__INSTRUCTION__: Can you find the lines of the listing that include "power" and copy every one?

__________

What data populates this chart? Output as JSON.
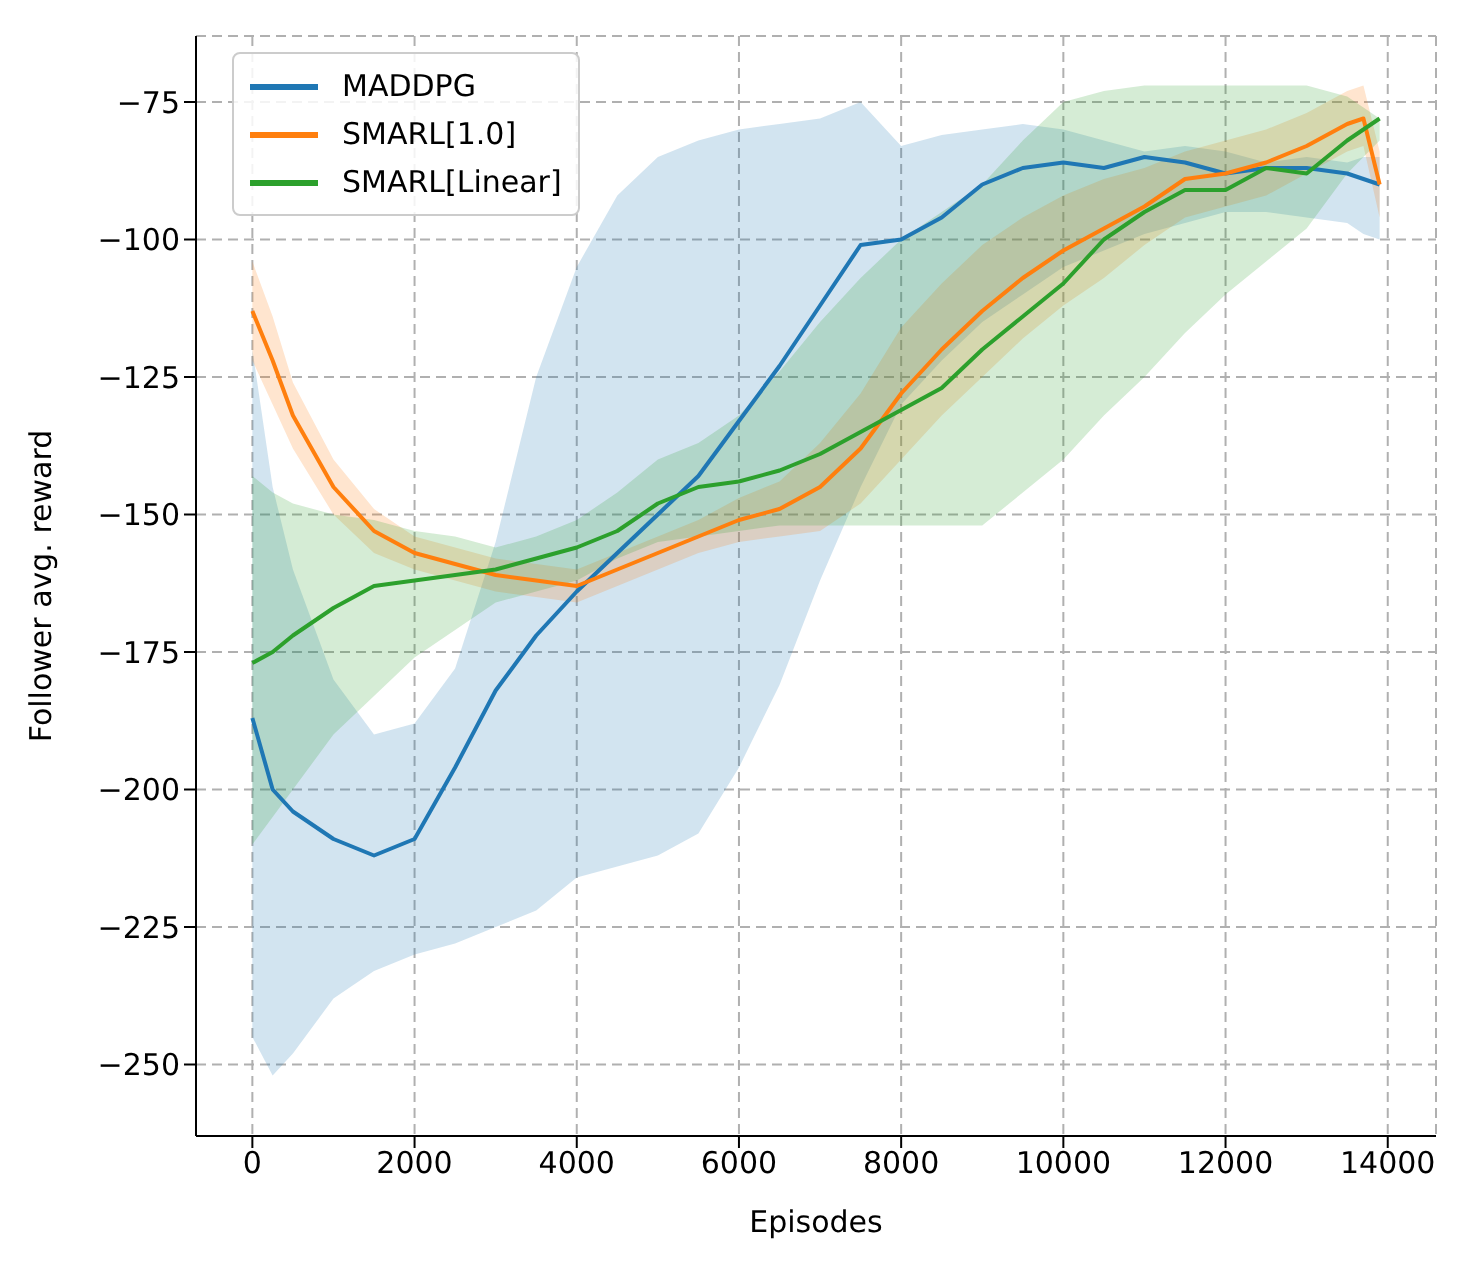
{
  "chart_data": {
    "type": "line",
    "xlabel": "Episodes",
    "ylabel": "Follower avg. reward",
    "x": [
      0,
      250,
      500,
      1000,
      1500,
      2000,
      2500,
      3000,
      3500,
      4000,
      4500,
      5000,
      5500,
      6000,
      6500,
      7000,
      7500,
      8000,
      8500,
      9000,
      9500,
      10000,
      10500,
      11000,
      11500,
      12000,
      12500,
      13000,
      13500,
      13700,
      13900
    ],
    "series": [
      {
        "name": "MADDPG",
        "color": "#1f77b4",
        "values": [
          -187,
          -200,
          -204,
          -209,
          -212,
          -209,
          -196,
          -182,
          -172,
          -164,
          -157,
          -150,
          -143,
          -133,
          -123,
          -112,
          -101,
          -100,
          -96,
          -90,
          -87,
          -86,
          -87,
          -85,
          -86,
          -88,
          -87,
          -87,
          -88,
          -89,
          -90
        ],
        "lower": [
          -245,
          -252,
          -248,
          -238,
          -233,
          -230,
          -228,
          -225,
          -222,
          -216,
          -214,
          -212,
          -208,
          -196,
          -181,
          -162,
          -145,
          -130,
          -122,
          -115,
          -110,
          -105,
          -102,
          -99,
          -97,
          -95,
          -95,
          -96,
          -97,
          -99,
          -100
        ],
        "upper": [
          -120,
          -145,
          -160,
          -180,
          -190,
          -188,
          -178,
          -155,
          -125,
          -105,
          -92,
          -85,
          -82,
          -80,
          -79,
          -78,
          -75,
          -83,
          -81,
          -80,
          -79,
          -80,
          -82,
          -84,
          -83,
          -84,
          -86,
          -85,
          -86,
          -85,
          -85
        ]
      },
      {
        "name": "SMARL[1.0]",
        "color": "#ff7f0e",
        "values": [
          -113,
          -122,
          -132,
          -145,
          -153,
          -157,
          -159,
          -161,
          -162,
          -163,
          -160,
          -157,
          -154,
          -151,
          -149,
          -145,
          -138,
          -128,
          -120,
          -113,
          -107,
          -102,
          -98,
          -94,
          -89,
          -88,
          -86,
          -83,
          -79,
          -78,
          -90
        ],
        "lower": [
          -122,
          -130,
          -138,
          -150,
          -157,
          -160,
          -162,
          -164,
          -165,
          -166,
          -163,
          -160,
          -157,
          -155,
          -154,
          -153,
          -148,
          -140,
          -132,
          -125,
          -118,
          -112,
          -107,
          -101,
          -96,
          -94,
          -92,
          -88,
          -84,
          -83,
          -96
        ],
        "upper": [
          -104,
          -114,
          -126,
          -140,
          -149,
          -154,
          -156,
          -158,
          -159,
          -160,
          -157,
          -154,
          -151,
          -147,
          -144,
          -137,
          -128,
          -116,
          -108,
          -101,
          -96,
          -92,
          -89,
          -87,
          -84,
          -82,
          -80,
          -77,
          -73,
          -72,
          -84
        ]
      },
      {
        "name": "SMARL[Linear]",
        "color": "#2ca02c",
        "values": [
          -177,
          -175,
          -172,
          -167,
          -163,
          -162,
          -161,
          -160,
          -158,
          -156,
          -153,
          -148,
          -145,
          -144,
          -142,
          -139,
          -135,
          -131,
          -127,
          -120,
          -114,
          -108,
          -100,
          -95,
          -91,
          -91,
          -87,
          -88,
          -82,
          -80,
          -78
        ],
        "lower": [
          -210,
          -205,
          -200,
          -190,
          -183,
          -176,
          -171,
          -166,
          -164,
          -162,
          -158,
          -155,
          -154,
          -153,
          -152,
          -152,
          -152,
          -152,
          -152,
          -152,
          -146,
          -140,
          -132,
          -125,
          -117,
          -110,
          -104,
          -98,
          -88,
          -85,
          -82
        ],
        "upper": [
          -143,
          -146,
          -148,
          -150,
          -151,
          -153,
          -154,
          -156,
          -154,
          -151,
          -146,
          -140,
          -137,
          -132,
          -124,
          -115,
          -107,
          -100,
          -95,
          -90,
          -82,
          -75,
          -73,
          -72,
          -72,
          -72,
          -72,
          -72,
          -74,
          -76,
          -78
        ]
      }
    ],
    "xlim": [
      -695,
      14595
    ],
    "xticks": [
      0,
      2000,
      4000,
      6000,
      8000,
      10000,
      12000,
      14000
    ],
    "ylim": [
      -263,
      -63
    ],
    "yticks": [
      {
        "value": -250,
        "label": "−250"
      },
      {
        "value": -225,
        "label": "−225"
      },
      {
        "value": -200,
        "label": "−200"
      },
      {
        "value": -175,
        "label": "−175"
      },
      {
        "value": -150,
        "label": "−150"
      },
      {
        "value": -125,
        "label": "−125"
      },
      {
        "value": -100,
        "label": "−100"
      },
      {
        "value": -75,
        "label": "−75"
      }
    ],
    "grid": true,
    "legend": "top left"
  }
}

__________

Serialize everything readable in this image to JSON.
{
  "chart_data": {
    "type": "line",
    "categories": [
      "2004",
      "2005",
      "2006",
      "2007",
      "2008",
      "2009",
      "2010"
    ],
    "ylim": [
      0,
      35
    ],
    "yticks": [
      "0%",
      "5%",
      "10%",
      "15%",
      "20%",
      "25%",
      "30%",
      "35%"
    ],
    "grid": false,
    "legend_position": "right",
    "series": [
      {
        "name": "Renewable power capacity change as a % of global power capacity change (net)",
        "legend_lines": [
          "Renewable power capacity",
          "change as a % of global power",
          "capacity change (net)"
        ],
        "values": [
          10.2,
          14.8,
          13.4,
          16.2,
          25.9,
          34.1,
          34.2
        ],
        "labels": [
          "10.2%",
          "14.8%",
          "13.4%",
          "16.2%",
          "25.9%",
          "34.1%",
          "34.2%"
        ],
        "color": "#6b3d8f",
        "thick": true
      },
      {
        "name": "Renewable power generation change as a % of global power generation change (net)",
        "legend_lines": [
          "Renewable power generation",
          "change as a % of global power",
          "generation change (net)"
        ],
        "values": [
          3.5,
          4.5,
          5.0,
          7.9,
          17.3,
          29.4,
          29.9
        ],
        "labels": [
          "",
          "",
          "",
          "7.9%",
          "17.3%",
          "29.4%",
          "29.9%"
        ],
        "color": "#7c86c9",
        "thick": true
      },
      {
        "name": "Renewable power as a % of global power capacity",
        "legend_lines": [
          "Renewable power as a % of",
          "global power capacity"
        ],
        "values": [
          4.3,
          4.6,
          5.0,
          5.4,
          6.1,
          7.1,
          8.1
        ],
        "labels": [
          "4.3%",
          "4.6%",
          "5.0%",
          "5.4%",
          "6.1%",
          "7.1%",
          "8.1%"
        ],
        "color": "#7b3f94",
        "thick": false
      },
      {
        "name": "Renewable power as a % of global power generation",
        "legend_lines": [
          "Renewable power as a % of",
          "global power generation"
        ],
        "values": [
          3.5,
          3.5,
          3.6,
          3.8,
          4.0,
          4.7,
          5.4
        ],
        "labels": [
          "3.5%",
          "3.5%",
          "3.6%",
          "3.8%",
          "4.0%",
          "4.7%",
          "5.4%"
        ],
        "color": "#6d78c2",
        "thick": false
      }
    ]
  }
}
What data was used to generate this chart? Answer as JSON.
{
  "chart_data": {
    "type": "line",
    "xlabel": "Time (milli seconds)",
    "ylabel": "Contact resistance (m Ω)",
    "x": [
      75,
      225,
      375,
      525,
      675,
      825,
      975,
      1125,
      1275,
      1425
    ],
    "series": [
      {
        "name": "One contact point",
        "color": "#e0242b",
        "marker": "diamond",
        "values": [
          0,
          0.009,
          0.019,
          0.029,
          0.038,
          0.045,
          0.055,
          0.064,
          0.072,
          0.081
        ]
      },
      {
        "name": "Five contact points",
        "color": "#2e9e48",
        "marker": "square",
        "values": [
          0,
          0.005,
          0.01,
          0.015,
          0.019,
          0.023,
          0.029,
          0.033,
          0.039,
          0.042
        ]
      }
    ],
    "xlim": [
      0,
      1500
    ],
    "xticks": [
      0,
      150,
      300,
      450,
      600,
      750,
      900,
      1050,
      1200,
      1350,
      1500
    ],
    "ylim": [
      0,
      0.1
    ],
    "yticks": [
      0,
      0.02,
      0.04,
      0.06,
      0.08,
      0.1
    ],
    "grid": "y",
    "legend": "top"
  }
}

__________

__TASK RESPONSE__:
        "name": "Renewable power capacity change as a % of global power capacity change (net)",
          "Renewable power capacity",
          "change as a % of global power",
        "name": "Renewable power generation change as a % of global power generation change (net)",
          "Renewable power generation",
          "change as a % of global power",
        "name": "Renewable power as a % of global power capacity",
          "Renewable power as a % of",
          "global power capacity"
        "name": "Renewable power as a % of global power generation",
          "Renewable power as a % of",
          "global power generation"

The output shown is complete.